Records from a data source

===============

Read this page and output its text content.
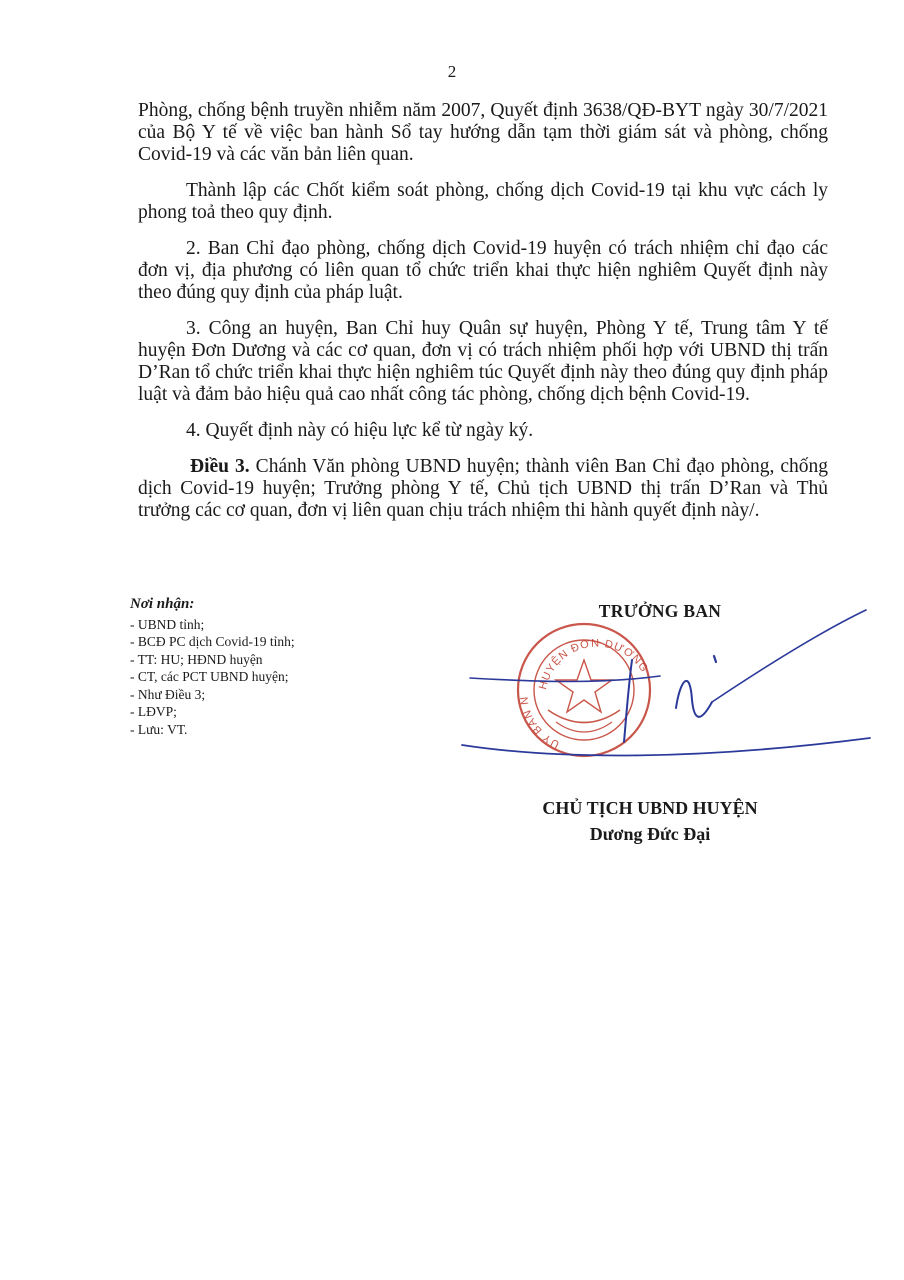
2

Phòng, chống bệnh truyền nhiễm năm 2007, Quyết định 3638/QĐ-BYT ngày 30/7/2021 của Bộ Y tế về việc ban hành Sổ tay hướng dẫn tạm thời giám sát và phòng, chống Covid-19 và các văn bản liên quan.

Thành lập các Chốt kiểm soát phòng, chống dịch Covid-19 tại khu vực cách ly phong toả theo quy định.

2. Ban Chỉ đạo phòng, chống dịch Covid-19 huyện có trách nhiệm chỉ đạo các đơn vị, địa phương có liên quan tổ chức triển khai thực hiện nghiêm Quyết định này theo đúng quy định của pháp luật.

3. Công an huyện, Ban Chỉ huy Quân sự huyện, Phòng Y tế, Trung tâm Y tế huyện Đơn Dương và các cơ quan, đơn vị có trách nhiệm phối hợp với UBND thị trấn D’Ran tổ chức triển khai thực hiện nghiêm túc Quyết định này theo đúng quy định pháp luật và đảm bảo hiệu quả cao nhất công tác phòng, chống dịch bệnh Covid-19.

4. Quyết định này có hiệu lực kể từ ngày ký.

Điều 3. Chánh Văn phòng UBND huyện; thành viên Ban Chỉ đạo phòng, chống dịch Covid-19 huyện; Trưởng phòng Y tế, Chủ tịch UBND thị trấn D’Ran và Thủ trưởng các cơ quan, đơn vị liên quan chịu trách nhiệm thi hành quyết định này/.

Nơi nhận:
- UBND tỉnh;
- BCĐ PC dịch Covid-19 tỉnh;
- TT: HU; HĐND huyện
- CT, các PCT UBND huyện;
- Như Điều 3;
- LĐVP;
- Lưu: VT.
TRƯỞNG BAN
HUYỆN ĐƠN DƯƠNG
UY BAN N
CHỦ TỊCH UBND HUYỆN
Dương Đức Đại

===============

(DIRECTIVE) Take the data above and repeat it exactly, leaving each picture out.

(EXPECTED OUTPUT)
Read this page and output its text content.
2

Phòng, chống bệnh truyền nhiễm năm 2007, Quyết định 3638/QĐ-BYT ngày 30/7/2021 của Bộ Y tế về việc ban hành Sổ tay hướng dẫn tạm thời giám sát và phòng, chống Covid-19 và các văn bản liên quan.

Thành lập các Chốt kiểm soát phòng, chống dịch Covid-19 tại khu vực cách ly phong toả theo quy định.

2. Ban Chỉ đạo phòng, chống dịch Covid-19 huyện có trách nhiệm chỉ đạo các đơn vị, địa phương có liên quan tổ chức triển khai thực hiện nghiêm Quyết định này theo đúng quy định của pháp luật.

3. Công an huyện, Ban Chỉ huy Quân sự huyện, Phòng Y tế, Trung tâm Y tế huyện Đơn Dương và các cơ quan, đơn vị có trách nhiệm phối hợp với UBND thị trấn D’Ran tổ chức triển khai thực hiện nghiêm túc Quyết định này theo đúng quy định pháp luật và đảm bảo hiệu quả cao nhất công tác phòng, chống dịch bệnh Covid-19.

4. Quyết định này có hiệu lực kể từ ngày ký.

Điều 3. Chánh Văn phòng UBND huyện; thành viên Ban Chỉ đạo phòng, chống dịch Covid-19 huyện; Trưởng phòng Y tế, Chủ tịch UBND thị trấn D’Ran và Thủ trưởng các cơ quan, đơn vị liên quan chịu trách nhiệm thi hành quyết định này/.

Nơi nhận:
- UBND tỉnh;
- BCĐ PC dịch Covid-19 tỉnh;
- TT: HU; HĐND huyện
- CT, các PCT UBND huyện;
- Như Điều 3;
- LĐVP;
- Lưu: VT.
TRƯỞNG BAN
HUYỆN ĐƠN DƯƠNG
UY BAN N
CHỦ TỊCH UBND HUYỆN
Dương Đức Đại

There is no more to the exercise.